Work to do: Would you transcribe the whole listing exactly, minus its pictures?

Input:
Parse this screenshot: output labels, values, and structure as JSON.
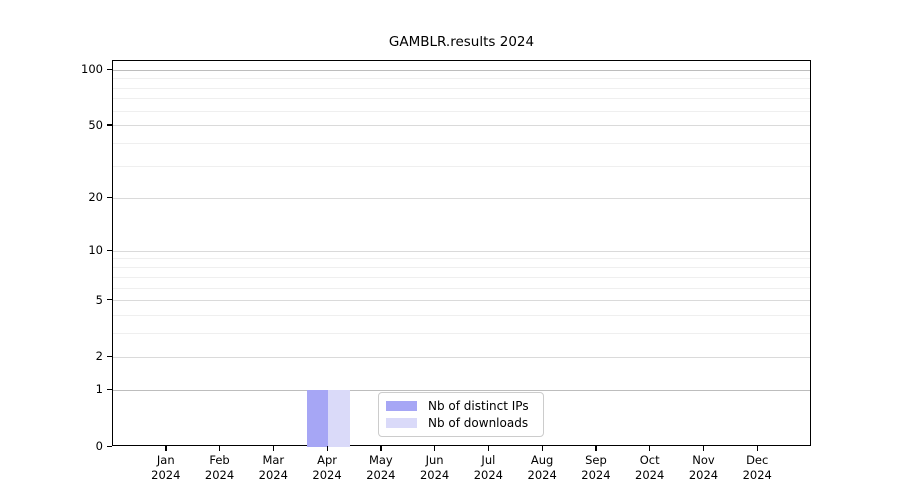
{
  "chart_data": {
    "type": "bar",
    "title": "GAMBLR.results 2024",
    "xlabel": "",
    "ylabel": "",
    "year_label": "2024",
    "categories": [
      "Jan",
      "Feb",
      "Mar",
      "Apr",
      "May",
      "Jun",
      "Jul",
      "Aug",
      "Sep",
      "Oct",
      "Nov",
      "Dec"
    ],
    "series": [
      {
        "name": "Nb of distinct IPs",
        "color": "#a6a6f5",
        "values": [
          0,
          0,
          0,
          1,
          0,
          0,
          0,
          0,
          0,
          0,
          0,
          0
        ]
      },
      {
        "name": "Nb of downloads",
        "color": "#dadaf9",
        "values": [
          0,
          0,
          0,
          1,
          0,
          0,
          0,
          0,
          0,
          0,
          0,
          0
        ]
      }
    ],
    "y_axis": {
      "scale": "log1p",
      "ticks": [
        0,
        1,
        2,
        5,
        10,
        20,
        50,
        100
      ],
      "strong_gridline_ticks": [
        1,
        100
      ],
      "minor_ticks": [
        3,
        4,
        6,
        7,
        8,
        9,
        30,
        40,
        60,
        70,
        80,
        90
      ],
      "ylim": [
        0,
        112
      ]
    },
    "legend": {
      "position": "lower-center",
      "entries": [
        "Nb of distinct IPs",
        "Nb of downloads"
      ]
    },
    "grid": true
  }
}
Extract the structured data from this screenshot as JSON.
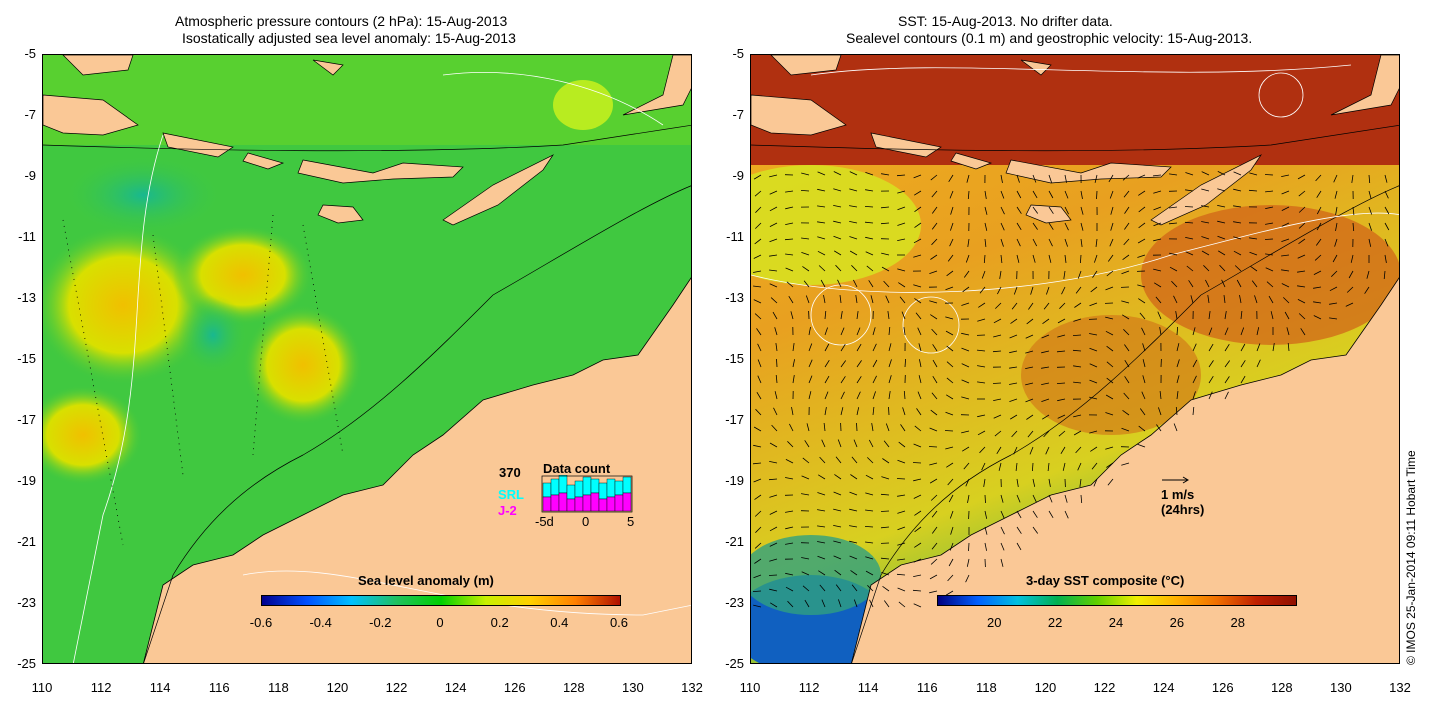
{
  "left_panel": {
    "title_line1": "Atmospheric pressure contours (2 hPa): 15-Aug-2013",
    "title_line2": "Isostatically adjusted sea level anomaly: 15-Aug-2013",
    "colorbar_title": "Sea level anomaly (m)",
    "colorbar_ticks": [
      "-0.6",
      "-0.4",
      "-0.2",
      "0",
      "0.2",
      "0.4",
      "0.6"
    ],
    "colorbar_colors": [
      "#00008f",
      "#0050ff",
      "#00c0ff",
      "#20c060",
      "#00d000",
      "#c8f000",
      "#ffd000",
      "#ff8000",
      "#b01000"
    ],
    "inset": {
      "max_label": "370",
      "title": "Data count",
      "series1": "SRL",
      "series2": "J-2",
      "series1_color": "#00ffff",
      "series2_color": "#ff00ff",
      "x_ticks": [
        "-5d",
        "0",
        "5"
      ]
    }
  },
  "right_panel": {
    "title_line1": "SST: 15-Aug-2013. No drifter data.",
    "title_line2": "Sealevel contours (0.1 m) and geostrophic velocity: 15-Aug-2013.",
    "colorbar_title": "3-day SST composite (°C)",
    "colorbar_ticks": [
      "20",
      "22",
      "24",
      "26",
      "28"
    ],
    "colorbar_colors": [
      "#000080",
      "#0060ff",
      "#00c0e0",
      "#00b050",
      "#60d000",
      "#f0f000",
      "#ffb000",
      "#f07000",
      "#c02000",
      "#901000"
    ],
    "scale_arrow_label": "1 m/s",
    "scale_arrow_sublabel": "(24hrs)"
  },
  "axes": {
    "y_ticks": [
      "-5",
      "-7",
      "-9",
      "-11",
      "-13",
      "-15",
      "-17",
      "-19",
      "-21",
      "-23",
      "-25"
    ],
    "x_ticks": [
      "110",
      "112",
      "114",
      "116",
      "118",
      "120",
      "122",
      "124",
      "126",
      "128",
      "130",
      "132"
    ]
  },
  "colors": {
    "land": "#fac896",
    "ocean_left": "#3cc83c",
    "ocean_right": "#e89a28"
  },
  "credit": "© IMOS 25-Jan-2014 09:11 Hobart Time"
}
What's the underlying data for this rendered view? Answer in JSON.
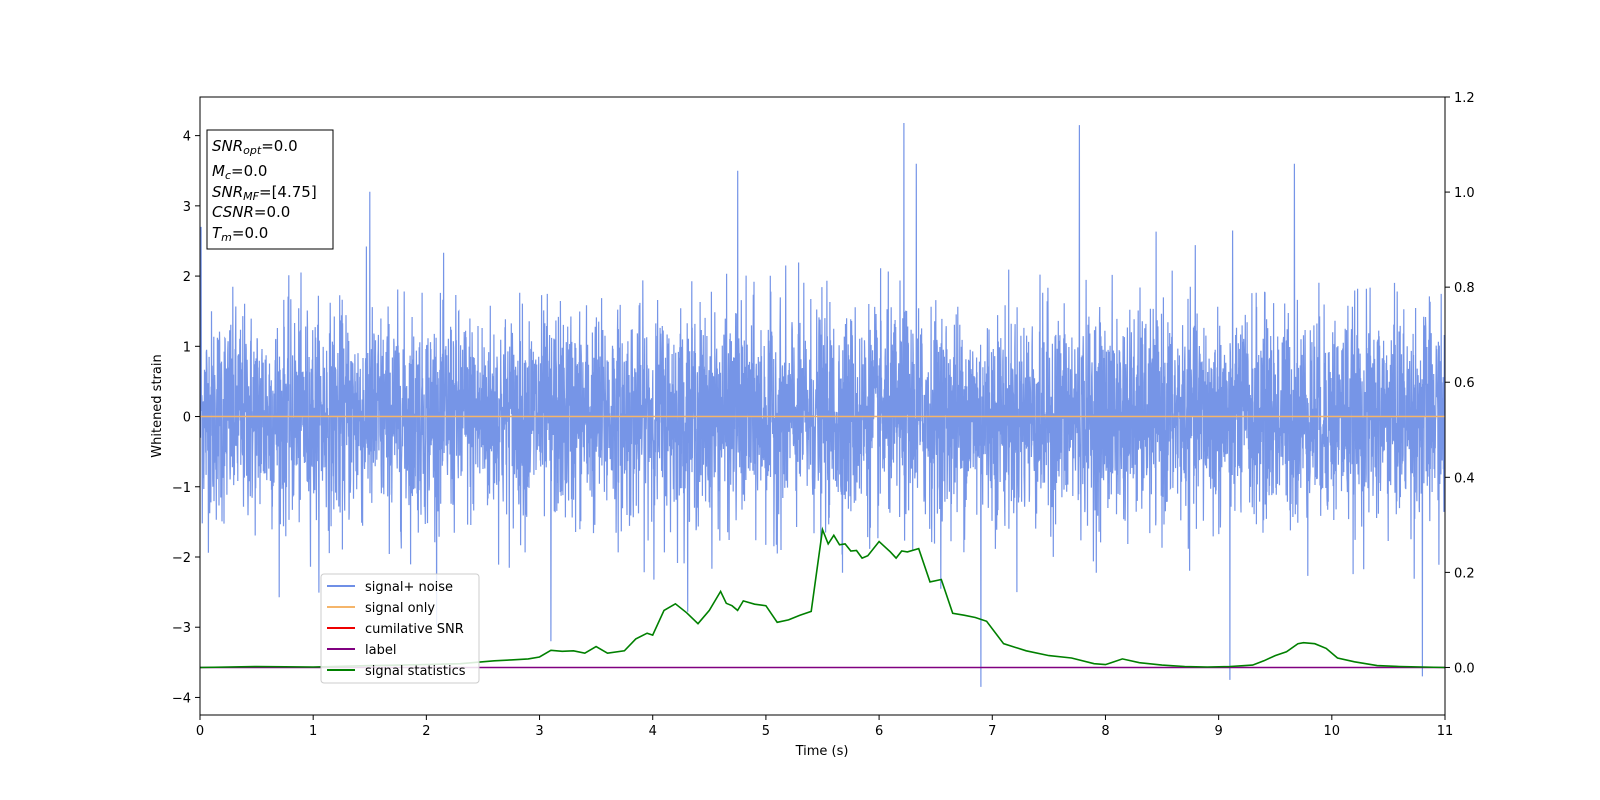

Written response:
Parse this screenshot: output labels, values, and structure as JSON.
{
  "chart_data": {
    "type": "bar",
    "title": "GAMBLR.results 2024",
    "xlabel": "",
    "ylabel": "",
    "year_label": "2024",
    "categories": [
      "Jan",
      "Feb",
      "Mar",
      "Apr",
      "May",
      "Jun",
      "Jul",
      "Aug",
      "Sep",
      "Oct",
      "Nov",
      "Dec"
    ],
    "series": [
      {
        "name": "Nb of distinct IPs",
        "color": "#a6a6f5",
        "values": [
          0,
          0,
          0,
          1,
          0,
          0,
          0,
          0,
          0,
          0,
          0,
          0
        ]
      },
      {
        "name": "Nb of downloads",
        "color": "#dadaf9",
        "values": [
          0,
          0,
          0,
          1,
          0,
          0,
          0,
          0,
          0,
          0,
          0,
          0
        ]
      }
    ],
    "y_axis": {
      "scale": "log1p",
      "ticks": [
        0,
        1,
        2,
        5,
        10,
        20,
        50,
        100
      ],
      "strong_gridline_ticks": [
        1,
        100
      ],
      "minor_ticks": [
        3,
        4,
        6,
        7,
        8,
        9,
        30,
        40,
        60,
        70,
        80,
        90
      ],
      "ylim": [
        0,
        112
      ]
    },
    "legend": {
      "position": "lower-center",
      "entries": [
        "Nb of distinct IPs",
        "Nb of downloads"
      ]
    },
    "grid": true
  }
}
Extract the structured data from this screenshot as JSON.
{
  "left_panel": {
    "title_line1": "Atmospheric pressure contours (2 hPa): 15-Aug-2013",
    "title_line2": "Isostatically adjusted sea level anomaly: 15-Aug-2013",
    "colorbar_title": "Sea level anomaly (m)",
    "colorbar_ticks": [
      "-0.6",
      "-0.4",
      "-0.2",
      "0",
      "0.2",
      "0.4",
      "0.6"
    ],
    "colorbar_colors": [
      "#00008f",
      "#0050ff",
      "#00c0ff",
      "#20c060",
      "#00d000",
      "#c8f000",
      "#ffd000",
      "#ff8000",
      "#b01000"
    ],
    "inset": {
      "max_label": "370",
      "title": "Data count",
      "series1": "SRL",
      "series2": "J-2",
      "series1_color": "#00ffff",
      "series2_color": "#ff00ff",
      "x_ticks": [
        "-5d",
        "0",
        "5"
      ]
    }
  },
  "right_panel": {
    "title_line1": "SST: 15-Aug-2013. No drifter data.",
    "title_line2": "Sealevel contours (0.1 m) and geostrophic velocity: 15-Aug-2013.",
    "colorbar_title": "3-day SST composite (°C)",
    "colorbar_ticks": [
      "20",
      "22",
      "24",
      "26",
      "28"
    ],
    "colorbar_colors": [
      "#000080",
      "#0060ff",
      "#00c0e0",
      "#00b050",
      "#60d000",
      "#f0f000",
      "#ffb000",
      "#f07000",
      "#c02000",
      "#901000"
    ],
    "scale_arrow_label": "1 m/s",
    "scale_arrow_sublabel": "(24hrs)"
  },
  "axes": {
    "y_ticks": [
      "-5",
      "-7",
      "-9",
      "-11",
      "-13",
      "-15",
      "-17",
      "-19",
      "-21",
      "-23",
      "-25"
    ],
    "x_ticks": [
      "110",
      "112",
      "114",
      "116",
      "118",
      "120",
      "122",
      "124",
      "126",
      "128",
      "130",
      "132"
    ]
  },
  "colors": {
    "land": "#fac896",
    "ocean_left": "#3cc83c",
    "ocean_right": "#e89a28"
  },
  "credit": "© IMOS 25-Jan-2014 09:11 Hobart Time"
}
What's the underlying data for this rendered view? Answer in JSON.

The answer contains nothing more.